#### [Exercise inputs]

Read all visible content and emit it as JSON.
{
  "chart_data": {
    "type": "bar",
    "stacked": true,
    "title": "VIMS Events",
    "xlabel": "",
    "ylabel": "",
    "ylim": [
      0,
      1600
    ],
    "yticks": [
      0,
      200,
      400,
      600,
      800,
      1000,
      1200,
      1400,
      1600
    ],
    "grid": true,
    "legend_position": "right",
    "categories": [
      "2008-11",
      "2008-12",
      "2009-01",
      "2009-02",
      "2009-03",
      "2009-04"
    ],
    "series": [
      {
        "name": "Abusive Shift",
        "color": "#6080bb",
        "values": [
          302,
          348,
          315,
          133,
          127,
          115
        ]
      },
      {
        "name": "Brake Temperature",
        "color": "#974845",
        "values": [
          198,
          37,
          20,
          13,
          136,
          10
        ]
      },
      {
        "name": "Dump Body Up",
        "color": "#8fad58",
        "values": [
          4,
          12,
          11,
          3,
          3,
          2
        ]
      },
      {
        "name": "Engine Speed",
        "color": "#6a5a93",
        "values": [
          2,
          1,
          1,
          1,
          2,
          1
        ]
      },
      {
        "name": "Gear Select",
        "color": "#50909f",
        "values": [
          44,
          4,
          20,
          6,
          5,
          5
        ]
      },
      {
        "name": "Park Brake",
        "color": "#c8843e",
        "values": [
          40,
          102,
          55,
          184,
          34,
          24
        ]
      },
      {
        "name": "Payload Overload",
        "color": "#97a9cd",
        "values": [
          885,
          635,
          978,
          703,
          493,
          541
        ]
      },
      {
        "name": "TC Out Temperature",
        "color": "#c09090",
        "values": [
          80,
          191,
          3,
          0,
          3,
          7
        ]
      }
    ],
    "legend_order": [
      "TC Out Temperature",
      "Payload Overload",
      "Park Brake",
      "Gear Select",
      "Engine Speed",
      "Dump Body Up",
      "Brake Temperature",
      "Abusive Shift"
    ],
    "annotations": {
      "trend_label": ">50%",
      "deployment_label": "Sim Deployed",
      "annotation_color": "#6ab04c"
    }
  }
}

#### [What is being asked]
Look over the records above and copy each line that includes the string "Payload".

#### [Exercise answer]
        "name": "Payload Overload",
      "Payload Overload",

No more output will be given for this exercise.